◆ **Task prompt**: Without the pictures, set down every line of the data exactly.

◆ **Material provided**:
════════════════

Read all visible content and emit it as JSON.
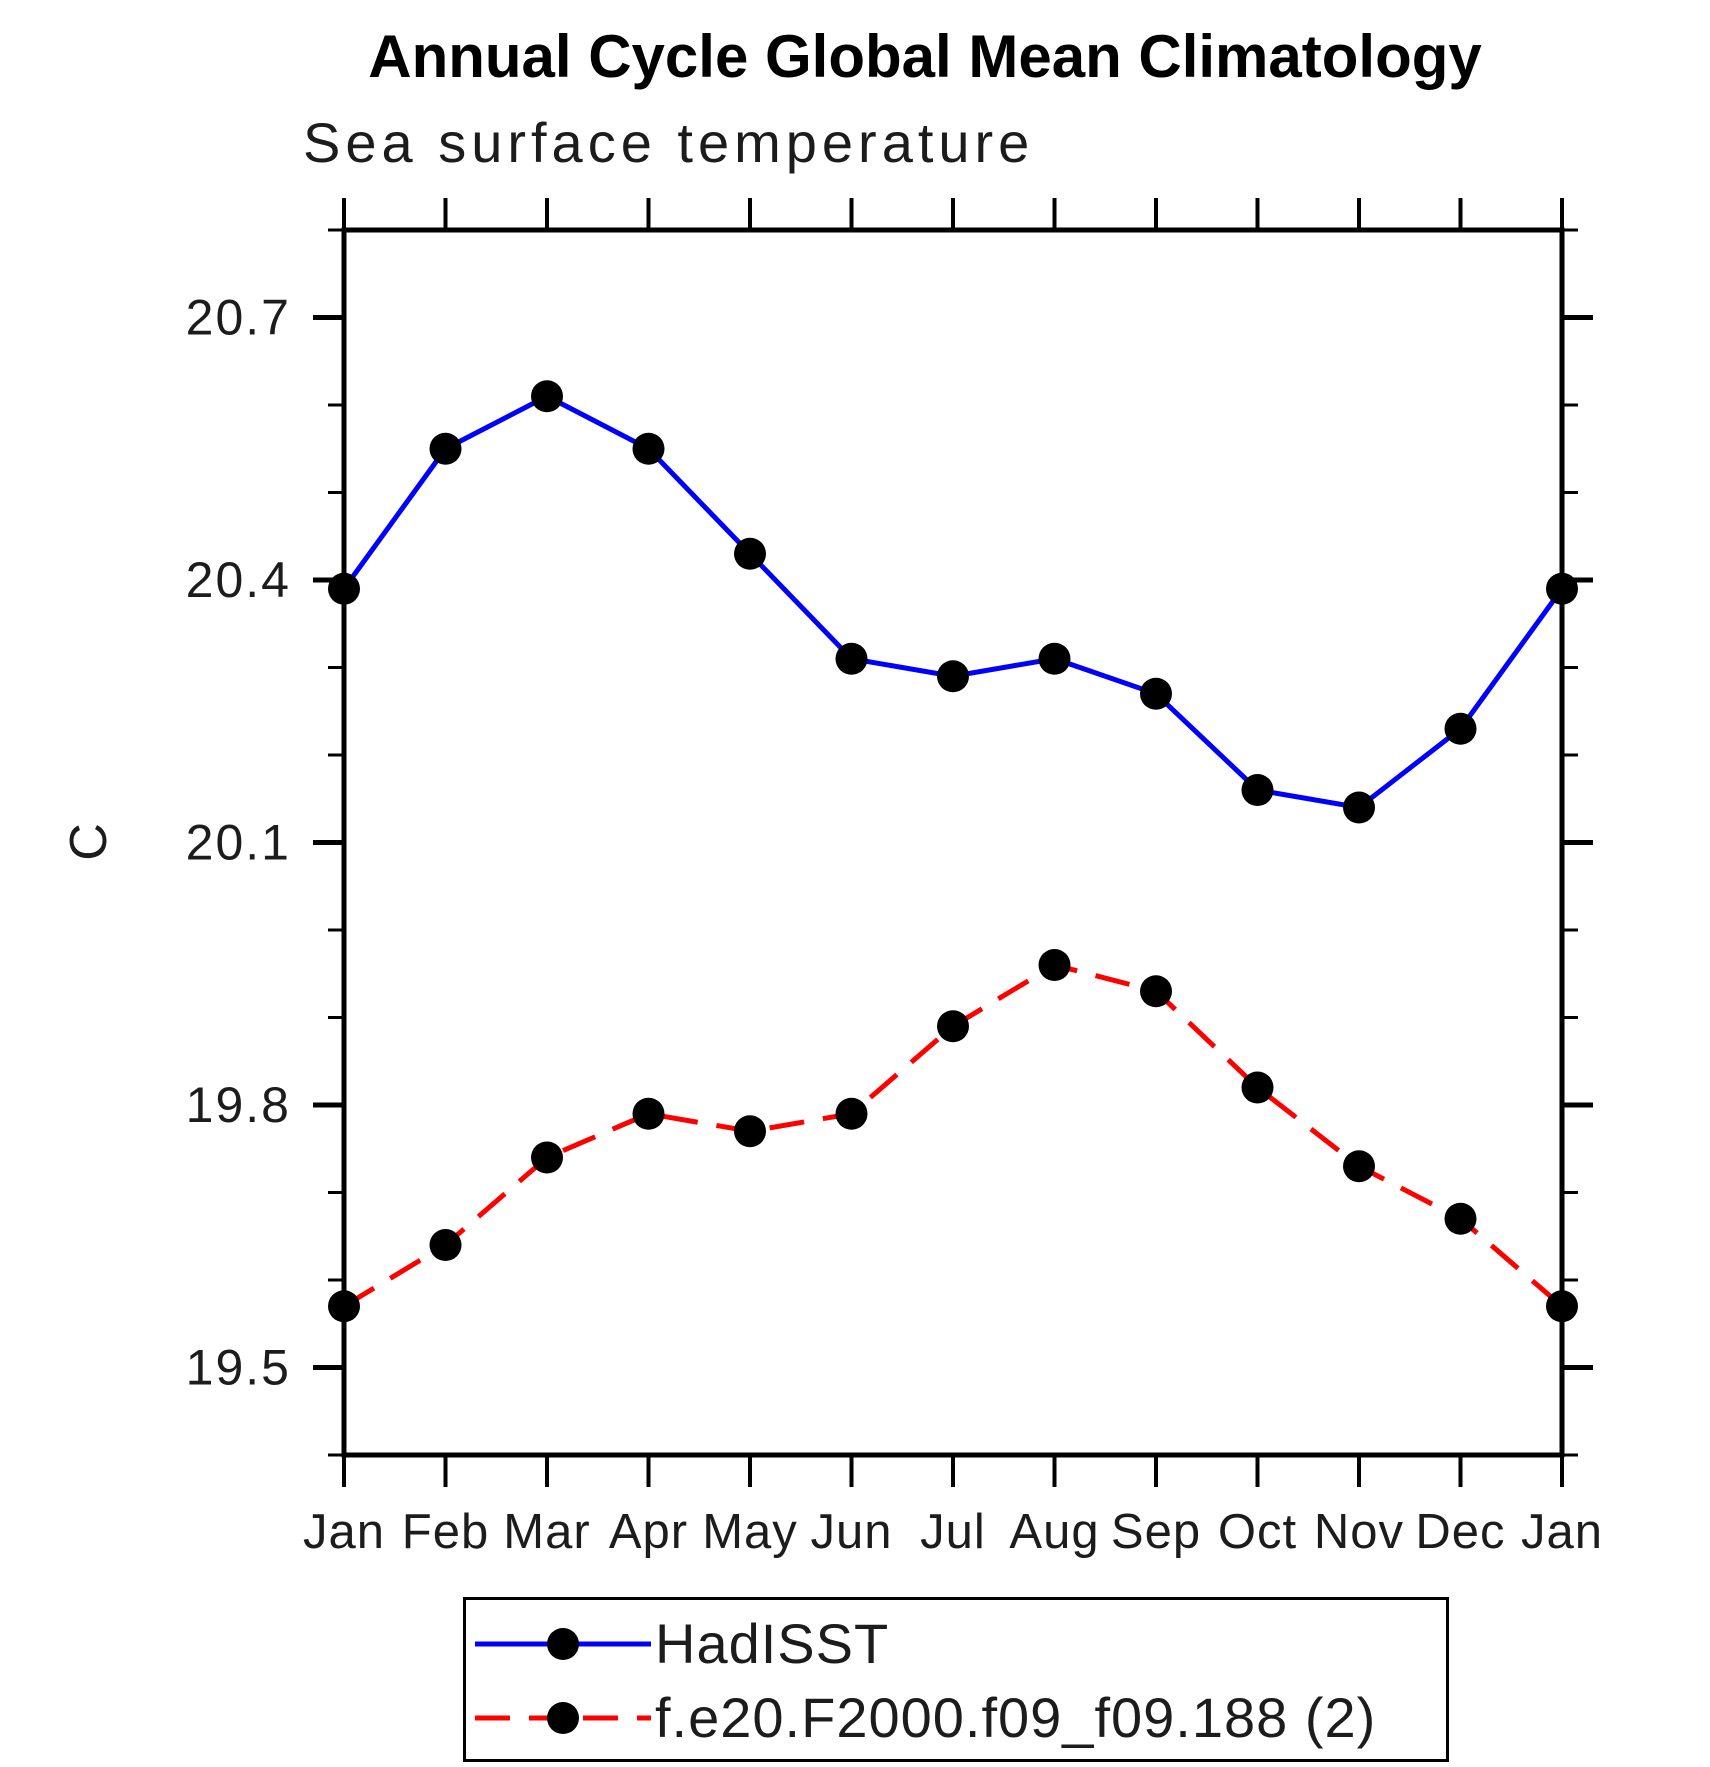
{
  "chart_data": {
    "type": "line",
    "title": "Annual Cycle Global Mean Climatology",
    "subtitle": "Sea surface temperature",
    "ylabel": "C",
    "xlabel": "",
    "categories": [
      "Jan",
      "Feb",
      "Mar",
      "Apr",
      "May",
      "Jun",
      "Jul",
      "Aug",
      "Sep",
      "Oct",
      "Nov",
      "Dec",
      "Jan"
    ],
    "ylim": [
      19.4,
      20.8
    ],
    "yticks_major": [
      "19.5",
      "19.8",
      "20.1",
      "20.4",
      "20.7"
    ],
    "ytick_minor_step": 0.1,
    "grid": false,
    "legend_position": "bottom",
    "axis_color": "#000000",
    "series": [
      {
        "name": "HadISST",
        "line_color": "#0000ff",
        "line_style": "solid",
        "marker": "filled-circle",
        "marker_color": "#000000",
        "values": [
          20.39,
          20.55,
          20.61,
          20.55,
          20.43,
          20.31,
          20.29,
          20.31,
          20.27,
          20.16,
          20.14,
          20.23,
          20.39
        ]
      },
      {
        "name": "f.e20.F2000.f09_f09.188 (2)",
        "line_color": "#ff0000",
        "line_style": "dashed",
        "marker": "filled-circle",
        "marker_color": "#000000",
        "values": [
          19.57,
          19.64,
          19.74,
          19.79,
          19.77,
          19.79,
          19.89,
          19.96,
          19.93,
          19.82,
          19.73,
          19.67,
          19.57
        ]
      }
    ]
  }
}
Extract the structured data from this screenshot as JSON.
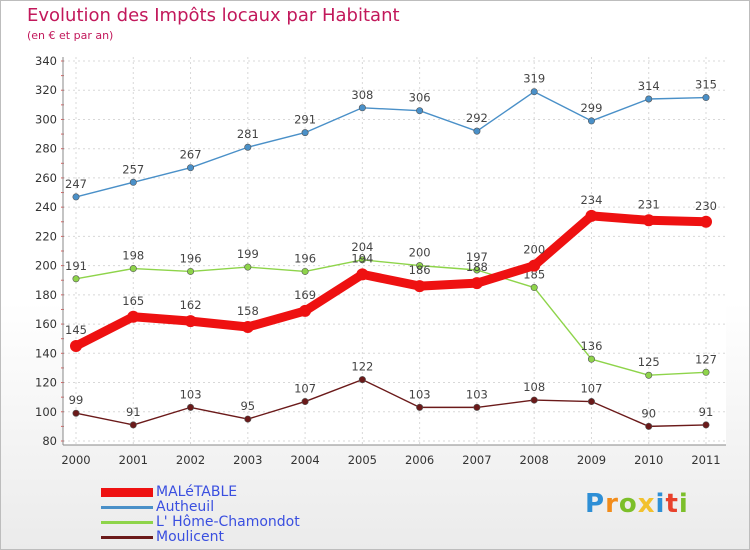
{
  "header": {
    "title": "Evolution des Impôts locaux par Habitant",
    "subtitle": "(en € et par an)"
  },
  "chart_data": {
    "type": "line",
    "title": "Evolution des Impôts locaux par Habitant",
    "subtitle": "(en € et par an)",
    "xlabel": "",
    "ylabel": "",
    "categories": [
      "2000",
      "2001",
      "2002",
      "2003",
      "2004",
      "2005",
      "2006",
      "2007",
      "2008",
      "2009",
      "2010",
      "2011"
    ],
    "ylim": [
      80,
      340
    ],
    "y_ticks": [
      80,
      100,
      120,
      140,
      160,
      180,
      200,
      220,
      240,
      260,
      280,
      300,
      320,
      340
    ],
    "grid": true,
    "legend_position": "bottom-left",
    "series": [
      {
        "name": "MALéTABLE",
        "color": "#ee1111",
        "values": [
          145,
          165,
          162,
          158,
          169,
          194,
          186,
          188,
          200,
          234,
          231,
          230
        ]
      },
      {
        "name": "Autheuil",
        "color": "#4a90c8",
        "values": [
          247,
          257,
          267,
          281,
          291,
          308,
          306,
          292,
          319,
          299,
          314,
          315
        ]
      },
      {
        "name": "L' Hôme-Chamondot",
        "color": "#8ed44a",
        "values": [
          191,
          198,
          196,
          199,
          196,
          204,
          200,
          197,
          185,
          136,
          125,
          127
        ]
      },
      {
        "name": "Moulicent",
        "color": "#6b1a1a",
        "values": [
          99,
          91,
          103,
          95,
          107,
          122,
          103,
          103,
          108,
          107,
          90,
          91
        ]
      }
    ]
  },
  "logo": {
    "letters": [
      "P",
      "r",
      "o",
      "x",
      "i",
      "t",
      "i"
    ],
    "colors": [
      "#2e8fd6",
      "#f28c1a",
      "#7cbf2a",
      "#f2c12e",
      "#2e8fd6",
      "#e8412c",
      "#7cbf2a"
    ]
  }
}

════════════════

◆ **Exercise response**:
Read all visible content and emit it as JSON.
{
  "chart_data": {
    "type": "line",
    "title": "Annual Cycle Global Mean Climatology",
    "subtitle": "Sea surface temperature",
    "ylabel": "C",
    "xlabel": "",
    "categories": [
      "Jan",
      "Feb",
      "Mar",
      "Apr",
      "May",
      "Jun",
      "Jul",
      "Aug",
      "Sep",
      "Oct",
      "Nov",
      "Dec",
      "Jan"
    ],
    "ylim": [
      19.4,
      20.8
    ],
    "yticks_major": [
      "19.5",
      "19.8",
      "20.1",
      "20.4",
      "20.7"
    ],
    "ytick_minor_step": 0.1,
    "grid": false,
    "legend_position": "bottom",
    "axis_color": "#000000",
    "series": [
      {
        "name": "HadISST",
        "line_color": "#0000ff",
        "line_style": "solid",
        "marker": "filled-circle",
        "marker_color": "#000000",
        "values": [
          20.39,
          20.55,
          20.61,
          20.55,
          20.43,
          20.31,
          20.29,
          20.31,
          20.27,
          20.16,
          20.14,
          20.23,
          20.39
        ]
      },
      {
        "name": "f.e20.F2000.f09_f09.188 (2)",
        "line_color": "#ff0000",
        "line_style": "dashed",
        "marker": "filled-circle",
        "marker_color": "#000000",
        "values": [
          19.57,
          19.64,
          19.74,
          19.79,
          19.77,
          19.79,
          19.89,
          19.96,
          19.93,
          19.82,
          19.73,
          19.67,
          19.57
        ]
      }
    ]
  }
}
Extract the structured data from this screenshot as JSON.
{
  "header": {
    "title": "Evolution des Impôts locaux par Habitant",
    "subtitle": "(en € et par an)"
  },
  "chart_data": {
    "type": "line",
    "title": "Evolution des Impôts locaux par Habitant",
    "subtitle": "(en € et par an)",
    "xlabel": "",
    "ylabel": "",
    "categories": [
      "2000",
      "2001",
      "2002",
      "2003",
      "2004",
      "2005",
      "2006",
      "2007",
      "2008",
      "2009",
      "2010",
      "2011"
    ],
    "ylim": [
      80,
      340
    ],
    "y_ticks": [
      80,
      100,
      120,
      140,
      160,
      180,
      200,
      220,
      240,
      260,
      280,
      300,
      320,
      340
    ],
    "grid": true,
    "legend_position": "bottom-left",
    "series": [
      {
        "name": "MALéTABLE",
        "color": "#ee1111",
        "values": [
          145,
          165,
          162,
          158,
          169,
          194,
          186,
          188,
          200,
          234,
          231,
          230
        ]
      },
      {
        "name": "Autheuil",
        "color": "#4a90c8",
        "values": [
          247,
          257,
          267,
          281,
          291,
          308,
          306,
          292,
          319,
          299,
          314,
          315
        ]
      },
      {
        "name": "L' Hôme-Chamondot",
        "color": "#8ed44a",
        "values": [
          191,
          198,
          196,
          199,
          196,
          204,
          200,
          197,
          185,
          136,
          125,
          127
        ]
      },
      {
        "name": "Moulicent",
        "color": "#6b1a1a",
        "values": [
          99,
          91,
          103,
          95,
          107,
          122,
          103,
          103,
          108,
          107,
          90,
          91
        ]
      }
    ]
  },
  "logo": {
    "letters": [
      "P",
      "r",
      "o",
      "x",
      "i",
      "t",
      "i"
    ],
    "colors": [
      "#2e8fd6",
      "#f28c1a",
      "#7cbf2a",
      "#f2c12e",
      "#2e8fd6",
      "#e8412c",
      "#7cbf2a"
    ]
  }
}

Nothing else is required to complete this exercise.